▸ **TASK DIRECTIONS**: State the number of lines below in which the word "تعالی" appears. Nothing else belongs in the answer.

▸ **MATERIAL SHOWN**:
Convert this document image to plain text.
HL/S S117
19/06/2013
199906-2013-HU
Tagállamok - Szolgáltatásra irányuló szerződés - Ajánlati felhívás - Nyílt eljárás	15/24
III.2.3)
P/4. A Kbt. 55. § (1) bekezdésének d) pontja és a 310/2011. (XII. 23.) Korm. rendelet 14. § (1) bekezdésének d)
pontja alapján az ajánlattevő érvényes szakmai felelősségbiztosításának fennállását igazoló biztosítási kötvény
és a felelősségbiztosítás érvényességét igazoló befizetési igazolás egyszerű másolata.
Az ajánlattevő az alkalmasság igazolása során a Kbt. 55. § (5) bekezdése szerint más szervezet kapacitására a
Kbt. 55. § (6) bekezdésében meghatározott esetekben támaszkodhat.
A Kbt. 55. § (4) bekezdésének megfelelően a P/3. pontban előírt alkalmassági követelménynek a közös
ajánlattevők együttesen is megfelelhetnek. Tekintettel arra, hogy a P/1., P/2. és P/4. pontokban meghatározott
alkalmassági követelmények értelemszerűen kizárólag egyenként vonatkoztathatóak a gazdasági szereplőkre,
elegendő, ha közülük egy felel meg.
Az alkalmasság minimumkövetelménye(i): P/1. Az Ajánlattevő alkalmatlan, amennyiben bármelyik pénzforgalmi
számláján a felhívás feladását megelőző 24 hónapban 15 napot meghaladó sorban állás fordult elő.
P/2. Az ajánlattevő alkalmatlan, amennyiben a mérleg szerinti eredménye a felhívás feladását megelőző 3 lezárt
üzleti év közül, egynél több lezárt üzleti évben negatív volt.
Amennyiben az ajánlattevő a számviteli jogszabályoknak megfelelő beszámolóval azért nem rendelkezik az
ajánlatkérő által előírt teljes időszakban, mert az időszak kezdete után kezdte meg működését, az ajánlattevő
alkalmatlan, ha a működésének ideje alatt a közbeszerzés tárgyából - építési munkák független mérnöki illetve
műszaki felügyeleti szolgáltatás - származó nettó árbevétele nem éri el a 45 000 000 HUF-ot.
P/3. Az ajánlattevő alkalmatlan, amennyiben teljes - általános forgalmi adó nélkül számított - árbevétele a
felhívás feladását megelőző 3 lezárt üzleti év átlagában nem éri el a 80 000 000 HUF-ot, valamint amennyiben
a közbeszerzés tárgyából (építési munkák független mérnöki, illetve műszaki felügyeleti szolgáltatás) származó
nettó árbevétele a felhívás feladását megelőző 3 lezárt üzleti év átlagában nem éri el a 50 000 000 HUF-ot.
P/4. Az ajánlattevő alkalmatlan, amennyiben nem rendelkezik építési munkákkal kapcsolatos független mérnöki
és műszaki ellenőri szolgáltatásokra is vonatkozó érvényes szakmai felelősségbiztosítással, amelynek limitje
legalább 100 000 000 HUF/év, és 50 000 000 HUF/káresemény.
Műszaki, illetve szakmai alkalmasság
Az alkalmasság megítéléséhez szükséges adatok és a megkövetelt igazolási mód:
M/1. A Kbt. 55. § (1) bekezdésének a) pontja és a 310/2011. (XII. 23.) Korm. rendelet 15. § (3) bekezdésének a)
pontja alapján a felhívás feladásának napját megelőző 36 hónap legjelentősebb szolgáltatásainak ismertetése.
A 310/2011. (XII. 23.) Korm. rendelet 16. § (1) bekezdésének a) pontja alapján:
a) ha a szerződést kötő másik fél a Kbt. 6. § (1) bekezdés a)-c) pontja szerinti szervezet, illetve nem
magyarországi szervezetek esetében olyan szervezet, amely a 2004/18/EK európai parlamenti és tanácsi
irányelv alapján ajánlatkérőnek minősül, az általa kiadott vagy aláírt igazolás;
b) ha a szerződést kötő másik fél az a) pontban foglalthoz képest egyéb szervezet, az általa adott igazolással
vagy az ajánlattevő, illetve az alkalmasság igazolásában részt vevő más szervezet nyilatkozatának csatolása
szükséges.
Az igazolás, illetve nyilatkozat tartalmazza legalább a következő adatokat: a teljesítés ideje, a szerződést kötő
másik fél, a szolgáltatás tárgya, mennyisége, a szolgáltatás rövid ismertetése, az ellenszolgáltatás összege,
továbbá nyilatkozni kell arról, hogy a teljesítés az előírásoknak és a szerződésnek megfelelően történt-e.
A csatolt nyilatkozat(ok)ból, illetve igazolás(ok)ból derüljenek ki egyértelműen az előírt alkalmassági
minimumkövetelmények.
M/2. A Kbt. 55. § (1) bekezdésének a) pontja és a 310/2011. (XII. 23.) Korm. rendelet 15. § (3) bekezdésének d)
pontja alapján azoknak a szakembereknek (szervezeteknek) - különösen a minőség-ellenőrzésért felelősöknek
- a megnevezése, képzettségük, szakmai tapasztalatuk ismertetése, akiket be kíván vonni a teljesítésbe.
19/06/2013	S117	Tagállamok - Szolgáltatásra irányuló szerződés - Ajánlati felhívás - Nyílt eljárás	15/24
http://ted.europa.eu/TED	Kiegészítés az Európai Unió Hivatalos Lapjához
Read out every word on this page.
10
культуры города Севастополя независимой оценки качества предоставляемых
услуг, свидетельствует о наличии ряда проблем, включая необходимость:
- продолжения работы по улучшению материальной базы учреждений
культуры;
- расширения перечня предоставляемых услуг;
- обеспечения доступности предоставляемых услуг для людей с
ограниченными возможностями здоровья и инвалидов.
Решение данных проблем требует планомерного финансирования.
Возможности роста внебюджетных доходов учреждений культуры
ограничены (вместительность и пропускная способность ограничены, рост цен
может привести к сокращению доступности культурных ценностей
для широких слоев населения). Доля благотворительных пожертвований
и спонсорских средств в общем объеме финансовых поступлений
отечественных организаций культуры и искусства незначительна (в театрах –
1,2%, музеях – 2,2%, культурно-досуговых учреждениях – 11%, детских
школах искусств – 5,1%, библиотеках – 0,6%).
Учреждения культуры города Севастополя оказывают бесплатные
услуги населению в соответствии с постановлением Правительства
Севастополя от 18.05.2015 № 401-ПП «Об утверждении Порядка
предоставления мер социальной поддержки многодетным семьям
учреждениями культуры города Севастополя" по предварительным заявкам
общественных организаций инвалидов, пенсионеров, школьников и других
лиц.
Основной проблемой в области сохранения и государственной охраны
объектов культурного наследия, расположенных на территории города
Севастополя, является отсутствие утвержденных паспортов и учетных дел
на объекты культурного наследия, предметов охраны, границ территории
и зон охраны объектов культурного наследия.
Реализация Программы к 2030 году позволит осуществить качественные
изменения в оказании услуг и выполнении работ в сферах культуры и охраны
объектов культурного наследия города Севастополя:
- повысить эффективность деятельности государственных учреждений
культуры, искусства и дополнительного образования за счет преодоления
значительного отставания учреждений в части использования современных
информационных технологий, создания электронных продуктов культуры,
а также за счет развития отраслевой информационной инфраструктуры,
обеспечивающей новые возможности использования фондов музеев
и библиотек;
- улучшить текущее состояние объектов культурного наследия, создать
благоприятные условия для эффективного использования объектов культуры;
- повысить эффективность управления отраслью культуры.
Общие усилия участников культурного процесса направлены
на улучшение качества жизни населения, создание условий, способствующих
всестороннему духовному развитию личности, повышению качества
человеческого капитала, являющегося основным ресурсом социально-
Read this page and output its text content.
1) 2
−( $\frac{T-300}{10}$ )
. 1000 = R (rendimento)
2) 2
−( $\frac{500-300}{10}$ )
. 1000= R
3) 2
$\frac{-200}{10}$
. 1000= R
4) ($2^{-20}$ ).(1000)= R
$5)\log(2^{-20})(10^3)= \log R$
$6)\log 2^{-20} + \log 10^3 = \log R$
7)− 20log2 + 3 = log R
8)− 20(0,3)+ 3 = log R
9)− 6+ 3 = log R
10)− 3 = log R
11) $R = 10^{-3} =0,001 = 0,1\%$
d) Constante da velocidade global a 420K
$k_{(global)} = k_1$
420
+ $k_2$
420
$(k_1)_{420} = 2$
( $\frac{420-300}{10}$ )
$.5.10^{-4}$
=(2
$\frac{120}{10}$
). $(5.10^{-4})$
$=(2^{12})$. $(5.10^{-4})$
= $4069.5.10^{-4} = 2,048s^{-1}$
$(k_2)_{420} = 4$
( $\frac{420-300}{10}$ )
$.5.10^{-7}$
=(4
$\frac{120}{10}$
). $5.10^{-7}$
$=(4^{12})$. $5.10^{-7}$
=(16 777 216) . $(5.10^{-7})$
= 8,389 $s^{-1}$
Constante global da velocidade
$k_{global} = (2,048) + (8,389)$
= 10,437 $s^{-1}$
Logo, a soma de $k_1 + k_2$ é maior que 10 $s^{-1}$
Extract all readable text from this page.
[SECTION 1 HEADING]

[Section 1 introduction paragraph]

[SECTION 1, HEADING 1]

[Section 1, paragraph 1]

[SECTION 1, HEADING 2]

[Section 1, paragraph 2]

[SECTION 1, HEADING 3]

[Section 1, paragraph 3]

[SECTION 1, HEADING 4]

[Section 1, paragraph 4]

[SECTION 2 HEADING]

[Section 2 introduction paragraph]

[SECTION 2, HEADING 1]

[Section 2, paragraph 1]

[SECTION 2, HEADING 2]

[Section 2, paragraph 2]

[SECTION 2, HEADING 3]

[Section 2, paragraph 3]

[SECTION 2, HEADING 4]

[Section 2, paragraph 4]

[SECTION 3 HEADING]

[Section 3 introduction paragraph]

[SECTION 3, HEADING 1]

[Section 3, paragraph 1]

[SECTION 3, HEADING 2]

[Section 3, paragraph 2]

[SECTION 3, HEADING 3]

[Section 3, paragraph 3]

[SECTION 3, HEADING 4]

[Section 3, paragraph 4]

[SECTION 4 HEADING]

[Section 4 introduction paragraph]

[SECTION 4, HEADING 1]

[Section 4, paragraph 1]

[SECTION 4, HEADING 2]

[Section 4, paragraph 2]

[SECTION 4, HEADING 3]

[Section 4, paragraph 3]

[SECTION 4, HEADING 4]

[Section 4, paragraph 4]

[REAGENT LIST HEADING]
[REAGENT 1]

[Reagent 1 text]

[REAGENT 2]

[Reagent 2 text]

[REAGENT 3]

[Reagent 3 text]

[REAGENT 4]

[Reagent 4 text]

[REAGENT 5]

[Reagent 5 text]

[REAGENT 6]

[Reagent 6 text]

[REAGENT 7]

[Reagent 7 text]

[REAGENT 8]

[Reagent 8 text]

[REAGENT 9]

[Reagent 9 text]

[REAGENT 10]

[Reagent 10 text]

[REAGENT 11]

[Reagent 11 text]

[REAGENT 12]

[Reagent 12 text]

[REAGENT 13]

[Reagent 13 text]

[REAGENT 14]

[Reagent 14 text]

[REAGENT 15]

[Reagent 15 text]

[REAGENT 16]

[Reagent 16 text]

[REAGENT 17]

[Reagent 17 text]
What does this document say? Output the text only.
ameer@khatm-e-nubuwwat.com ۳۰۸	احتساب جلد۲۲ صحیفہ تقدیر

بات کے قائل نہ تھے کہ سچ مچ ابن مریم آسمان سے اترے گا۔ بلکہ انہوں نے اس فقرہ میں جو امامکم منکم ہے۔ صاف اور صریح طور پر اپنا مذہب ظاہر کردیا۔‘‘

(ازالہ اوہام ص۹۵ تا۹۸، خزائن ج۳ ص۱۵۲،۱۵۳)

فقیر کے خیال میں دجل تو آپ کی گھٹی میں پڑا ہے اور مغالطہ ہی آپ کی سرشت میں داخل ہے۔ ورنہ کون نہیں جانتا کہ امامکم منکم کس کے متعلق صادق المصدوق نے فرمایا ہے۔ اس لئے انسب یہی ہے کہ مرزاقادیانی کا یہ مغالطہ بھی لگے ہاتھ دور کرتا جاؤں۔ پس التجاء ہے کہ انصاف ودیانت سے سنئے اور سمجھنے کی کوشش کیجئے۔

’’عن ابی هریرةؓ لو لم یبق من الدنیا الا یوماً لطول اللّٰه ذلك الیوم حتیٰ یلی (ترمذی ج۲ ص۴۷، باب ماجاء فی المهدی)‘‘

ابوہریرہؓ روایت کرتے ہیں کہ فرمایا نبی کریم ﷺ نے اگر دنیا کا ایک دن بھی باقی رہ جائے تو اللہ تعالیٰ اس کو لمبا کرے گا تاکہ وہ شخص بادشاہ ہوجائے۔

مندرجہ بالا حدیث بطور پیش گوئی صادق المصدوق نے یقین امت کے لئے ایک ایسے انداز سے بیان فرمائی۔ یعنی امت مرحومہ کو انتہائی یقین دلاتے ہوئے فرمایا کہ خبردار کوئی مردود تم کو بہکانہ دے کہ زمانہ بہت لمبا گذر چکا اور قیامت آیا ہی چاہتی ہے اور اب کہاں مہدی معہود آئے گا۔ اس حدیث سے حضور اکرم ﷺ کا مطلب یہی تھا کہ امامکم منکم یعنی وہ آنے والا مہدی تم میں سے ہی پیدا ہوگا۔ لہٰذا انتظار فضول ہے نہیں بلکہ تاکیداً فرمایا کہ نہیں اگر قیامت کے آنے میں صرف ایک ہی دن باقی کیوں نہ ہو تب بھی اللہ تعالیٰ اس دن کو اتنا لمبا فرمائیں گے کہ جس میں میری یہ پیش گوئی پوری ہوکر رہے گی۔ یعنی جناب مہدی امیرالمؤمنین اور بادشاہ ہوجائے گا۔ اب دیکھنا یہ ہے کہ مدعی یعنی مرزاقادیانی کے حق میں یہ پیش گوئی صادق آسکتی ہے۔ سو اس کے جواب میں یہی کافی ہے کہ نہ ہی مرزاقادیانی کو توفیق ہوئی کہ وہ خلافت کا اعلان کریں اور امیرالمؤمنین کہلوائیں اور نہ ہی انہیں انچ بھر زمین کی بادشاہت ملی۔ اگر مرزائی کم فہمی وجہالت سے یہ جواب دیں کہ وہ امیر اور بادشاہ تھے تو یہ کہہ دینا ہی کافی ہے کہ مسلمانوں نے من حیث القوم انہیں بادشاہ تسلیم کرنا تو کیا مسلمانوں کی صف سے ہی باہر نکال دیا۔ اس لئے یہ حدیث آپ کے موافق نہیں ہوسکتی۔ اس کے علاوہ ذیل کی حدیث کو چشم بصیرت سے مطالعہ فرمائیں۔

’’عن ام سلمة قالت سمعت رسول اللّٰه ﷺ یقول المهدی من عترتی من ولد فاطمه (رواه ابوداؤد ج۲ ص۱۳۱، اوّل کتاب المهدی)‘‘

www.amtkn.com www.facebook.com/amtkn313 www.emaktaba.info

▸ **RESULT**: 2